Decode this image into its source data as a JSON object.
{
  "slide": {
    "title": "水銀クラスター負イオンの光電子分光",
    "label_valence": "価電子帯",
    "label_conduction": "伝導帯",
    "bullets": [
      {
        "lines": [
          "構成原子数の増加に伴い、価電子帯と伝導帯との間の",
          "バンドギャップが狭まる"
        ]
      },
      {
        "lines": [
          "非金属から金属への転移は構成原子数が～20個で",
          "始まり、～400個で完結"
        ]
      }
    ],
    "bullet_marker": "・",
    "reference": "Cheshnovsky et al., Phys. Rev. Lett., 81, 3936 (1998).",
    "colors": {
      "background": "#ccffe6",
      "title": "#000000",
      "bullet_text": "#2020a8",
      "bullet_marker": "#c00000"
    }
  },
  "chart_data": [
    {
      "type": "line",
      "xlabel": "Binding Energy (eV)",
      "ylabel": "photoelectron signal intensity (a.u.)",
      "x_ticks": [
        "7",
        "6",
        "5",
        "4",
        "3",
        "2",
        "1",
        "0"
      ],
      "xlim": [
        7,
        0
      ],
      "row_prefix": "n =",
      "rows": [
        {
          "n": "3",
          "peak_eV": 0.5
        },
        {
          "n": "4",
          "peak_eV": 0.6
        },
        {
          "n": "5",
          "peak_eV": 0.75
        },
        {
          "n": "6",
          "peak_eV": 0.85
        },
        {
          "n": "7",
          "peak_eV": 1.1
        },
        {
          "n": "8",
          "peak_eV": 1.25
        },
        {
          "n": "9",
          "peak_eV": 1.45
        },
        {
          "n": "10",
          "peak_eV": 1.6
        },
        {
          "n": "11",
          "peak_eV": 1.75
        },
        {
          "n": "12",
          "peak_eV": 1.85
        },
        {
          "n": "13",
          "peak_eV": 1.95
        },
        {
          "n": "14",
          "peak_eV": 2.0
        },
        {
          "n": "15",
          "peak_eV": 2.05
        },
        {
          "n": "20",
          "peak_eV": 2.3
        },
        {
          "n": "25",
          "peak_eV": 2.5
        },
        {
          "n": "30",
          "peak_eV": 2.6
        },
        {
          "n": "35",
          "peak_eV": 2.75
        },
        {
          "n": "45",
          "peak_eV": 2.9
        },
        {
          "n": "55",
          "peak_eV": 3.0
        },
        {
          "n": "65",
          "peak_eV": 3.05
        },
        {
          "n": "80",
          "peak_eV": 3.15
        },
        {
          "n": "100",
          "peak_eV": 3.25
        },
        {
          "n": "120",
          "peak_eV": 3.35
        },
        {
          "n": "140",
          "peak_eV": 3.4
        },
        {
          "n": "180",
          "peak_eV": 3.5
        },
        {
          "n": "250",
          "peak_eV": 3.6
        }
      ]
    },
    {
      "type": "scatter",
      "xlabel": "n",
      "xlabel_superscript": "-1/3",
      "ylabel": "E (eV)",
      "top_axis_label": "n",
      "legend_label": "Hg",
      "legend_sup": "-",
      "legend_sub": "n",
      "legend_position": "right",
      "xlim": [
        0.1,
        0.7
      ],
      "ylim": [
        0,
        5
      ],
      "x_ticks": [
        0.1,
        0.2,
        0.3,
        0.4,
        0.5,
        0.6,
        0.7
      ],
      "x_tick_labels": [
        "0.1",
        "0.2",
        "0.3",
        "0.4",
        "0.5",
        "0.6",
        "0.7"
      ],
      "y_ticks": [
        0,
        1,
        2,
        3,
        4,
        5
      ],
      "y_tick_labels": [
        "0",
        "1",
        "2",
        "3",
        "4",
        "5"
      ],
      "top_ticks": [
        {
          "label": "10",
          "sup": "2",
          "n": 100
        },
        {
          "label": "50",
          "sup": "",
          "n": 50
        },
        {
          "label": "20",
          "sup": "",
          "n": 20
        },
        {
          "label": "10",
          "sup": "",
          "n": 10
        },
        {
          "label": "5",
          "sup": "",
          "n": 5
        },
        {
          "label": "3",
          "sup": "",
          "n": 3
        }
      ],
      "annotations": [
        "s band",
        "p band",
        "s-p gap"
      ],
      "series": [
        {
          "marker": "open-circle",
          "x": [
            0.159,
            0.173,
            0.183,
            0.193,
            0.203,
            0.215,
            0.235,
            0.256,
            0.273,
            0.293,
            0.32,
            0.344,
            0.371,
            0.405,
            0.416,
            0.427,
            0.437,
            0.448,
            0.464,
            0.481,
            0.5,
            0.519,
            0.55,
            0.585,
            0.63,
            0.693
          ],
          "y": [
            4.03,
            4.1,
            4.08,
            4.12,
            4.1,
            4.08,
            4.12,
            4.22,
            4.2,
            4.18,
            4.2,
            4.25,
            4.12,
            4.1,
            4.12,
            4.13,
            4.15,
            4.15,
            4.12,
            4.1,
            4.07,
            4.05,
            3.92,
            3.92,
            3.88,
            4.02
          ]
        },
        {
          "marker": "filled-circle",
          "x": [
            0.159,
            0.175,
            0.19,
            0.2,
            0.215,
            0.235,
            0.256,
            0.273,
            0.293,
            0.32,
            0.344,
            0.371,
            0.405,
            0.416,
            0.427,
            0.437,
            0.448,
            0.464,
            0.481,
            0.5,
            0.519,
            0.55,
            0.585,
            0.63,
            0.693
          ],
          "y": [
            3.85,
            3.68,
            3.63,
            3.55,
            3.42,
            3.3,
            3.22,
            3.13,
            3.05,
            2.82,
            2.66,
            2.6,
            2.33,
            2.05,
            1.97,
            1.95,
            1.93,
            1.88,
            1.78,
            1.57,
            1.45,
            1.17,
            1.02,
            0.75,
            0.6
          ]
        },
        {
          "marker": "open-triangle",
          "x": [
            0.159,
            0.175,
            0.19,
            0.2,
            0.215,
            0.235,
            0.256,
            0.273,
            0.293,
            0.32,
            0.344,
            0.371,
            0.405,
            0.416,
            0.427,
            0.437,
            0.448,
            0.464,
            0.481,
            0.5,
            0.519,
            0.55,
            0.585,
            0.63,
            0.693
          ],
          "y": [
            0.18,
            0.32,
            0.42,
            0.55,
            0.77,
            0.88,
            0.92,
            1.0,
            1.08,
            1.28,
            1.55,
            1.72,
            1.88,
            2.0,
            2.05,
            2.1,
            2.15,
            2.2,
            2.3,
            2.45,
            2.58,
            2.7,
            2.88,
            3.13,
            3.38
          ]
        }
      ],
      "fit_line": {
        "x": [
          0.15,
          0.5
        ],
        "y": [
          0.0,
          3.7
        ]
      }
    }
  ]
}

=== BRIEF ===
Print the material once more, exactly.

=== EXERCISE RESULT ===
Decode this image into its source data as a JSON object.
{
  "slide": {
    "title": "水銀クラスター負イオンの光電子分光",
    "label_valence": "価電子帯",
    "label_conduction": "伝導帯",
    "bullets": [
      {
        "lines": [
          "構成原子数の増加に伴い、価電子帯と伝導帯との間の",
          "バンドギャップが狭まる"
        ]
      },
      {
        "lines": [
          "非金属から金属への転移は構成原子数が～20個で",
          "始まり、～400個で完結"
        ]
      }
    ],
    "bullet_marker": "・",
    "reference": "Cheshnovsky et al., Phys. Rev. Lett., 81, 3936 (1998).",
    "colors": {
      "background": "#ccffe6",
      "title": "#000000",
      "bullet_text": "#2020a8",
      "bullet_marker": "#c00000"
    }
  },
  "chart_data": [
    {
      "type": "line",
      "xlabel": "Binding Energy (eV)",
      "ylabel": "photoelectron signal intensity (a.u.)",
      "x_ticks": [
        "7",
        "6",
        "5",
        "4",
        "3",
        "2",
        "1",
        "0"
      ],
      "xlim": [
        7,
        0
      ],
      "row_prefix": "n =",
      "rows": [
        {
          "n": "3",
          "peak_eV": 0.5
        },
        {
          "n": "4",
          "peak_eV": 0.6
        },
        {
          "n": "5",
          "peak_eV": 0.75
        },
        {
          "n": "6",
          "peak_eV": 0.85
        },
        {
          "n": "7",
          "peak_eV": 1.1
        },
        {
          "n": "8",
          "peak_eV": 1.25
        },
        {
          "n": "9",
          "peak_eV": 1.45
        },
        {
          "n": "10",
          "peak_eV": 1.6
        },
        {
          "n": "11",
          "peak_eV": 1.75
        },
        {
          "n": "12",
          "peak_eV": 1.85
        },
        {
          "n": "13",
          "peak_eV": 1.95
        },
        {
          "n": "14",
          "peak_eV": 2.0
        },
        {
          "n": "15",
          "peak_eV": 2.05
        },
        {
          "n": "20",
          "peak_eV": 2.3
        },
        {
          "n": "25",
          "peak_eV": 2.5
        },
        {
          "n": "30",
          "peak_eV": 2.6
        },
        {
          "n": "35",
          "peak_eV": 2.75
        },
        {
          "n": "45",
          "peak_eV": 2.9
        },
        {
          "n": "55",
          "peak_eV": 3.0
        },
        {
          "n": "65",
          "peak_eV": 3.05
        },
        {
          "n": "80",
          "peak_eV": 3.15
        },
        {
          "n": "100",
          "peak_eV": 3.25
        },
        {
          "n": "120",
          "peak_eV": 3.35
        },
        {
          "n": "140",
          "peak_eV": 3.4
        },
        {
          "n": "180",
          "peak_eV": 3.5
        },
        {
          "n": "250",
          "peak_eV": 3.6
        }
      ]
    },
    {
      "type": "scatter",
      "xlabel": "n",
      "xlabel_superscript": "-1/3",
      "ylabel": "E (eV)",
      "top_axis_label": "n",
      "legend_label": "Hg",
      "legend_sup": "-",
      "legend_sub": "n",
      "legend_position": "right",
      "xlim": [
        0.1,
        0.7
      ],
      "ylim": [
        0,
        5
      ],
      "x_ticks": [
        0.1,
        0.2,
        0.3,
        0.4,
        0.5,
        0.6,
        0.7
      ],
      "x_tick_labels": [
        "0.1",
        "0.2",
        "0.3",
        "0.4",
        "0.5",
        "0.6",
        "0.7"
      ],
      "y_ticks": [
        0,
        1,
        2,
        3,
        4,
        5
      ],
      "y_tick_labels": [
        "0",
        "1",
        "2",
        "3",
        "4",
        "5"
      ],
      "top_ticks": [
        {
          "label": "10",
          "sup": "2",
          "n": 100
        },
        {
          "label": "50",
          "sup": "",
          "n": 50
        },
        {
          "label": "20",
          "sup": "",
          "n": 20
        },
        {
          "label": "10",
          "sup": "",
          "n": 10
        },
        {
          "label": "5",
          "sup": "",
          "n": 5
        },
        {
          "label": "3",
          "sup": "",
          "n": 3
        }
      ],
      "annotations": [
        "s band",
        "p band",
        "s-p gap"
      ],
      "series": [
        {
          "marker": "open-circle",
          "x": [
            0.159,
            0.173,
            0.183,
            0.193,
            0.203,
            0.215,
            0.235,
            0.256,
            0.273,
            0.293,
            0.32,
            0.344,
            0.371,
            0.405,
            0.416,
            0.427,
            0.437,
            0.448,
            0.464,
            0.481,
            0.5,
            0.519,
            0.55,
            0.585,
            0.63,
            0.693
          ],
          "y": [
            4.03,
            4.1,
            4.08,
            4.12,
            4.1,
            4.08,
            4.12,
            4.22,
            4.2,
            4.18,
            4.2,
            4.25,
            4.12,
            4.1,
            4.12,
            4.13,
            4.15,
            4.15,
            4.12,
            4.1,
            4.07,
            4.05,
            3.92,
            3.92,
            3.88,
            4.02
          ]
        },
        {
          "marker": "filled-circle",
          "x": [
            0.159,
            0.175,
            0.19,
            0.2,
            0.215,
            0.235,
            0.256,
            0.273,
            0.293,
            0.32,
            0.344,
            0.371,
            0.405,
            0.416,
            0.427,
            0.437,
            0.448,
            0.464,
            0.481,
            0.5,
            0.519,
            0.55,
            0.585,
            0.63,
            0.693
          ],
          "y": [
            3.85,
            3.68,
            3.63,
            3.55,
            3.42,
            3.3,
            3.22,
            3.13,
            3.05,
            2.82,
            2.66,
            2.6,
            2.33,
            2.05,
            1.97,
            1.95,
            1.93,
            1.88,
            1.78,
            1.57,
            1.45,
            1.17,
            1.02,
            0.75,
            0.6
          ]
        },
        {
          "marker": "open-triangle",
          "x": [
            0.159,
            0.175,
            0.19,
            0.2,
            0.215,
            0.235,
            0.256,
            0.273,
            0.293,
            0.32,
            0.344,
            0.371,
            0.405,
            0.416,
            0.427,
            0.437,
            0.448,
            0.464,
            0.481,
            0.5,
            0.519,
            0.55,
            0.585,
            0.63,
            0.693
          ],
          "y": [
            0.18,
            0.32,
            0.42,
            0.55,
            0.77,
            0.88,
            0.92,
            1.0,
            1.08,
            1.28,
            1.55,
            1.72,
            1.88,
            2.0,
            2.05,
            2.1,
            2.15,
            2.2,
            2.3,
            2.45,
            2.58,
            2.7,
            2.88,
            3.13,
            3.38
          ]
        }
      ],
      "fit_line": {
        "x": [
          0.15,
          0.5
        ],
        "y": [
          0.0,
          3.7
        ]
      }
    }
  ]
}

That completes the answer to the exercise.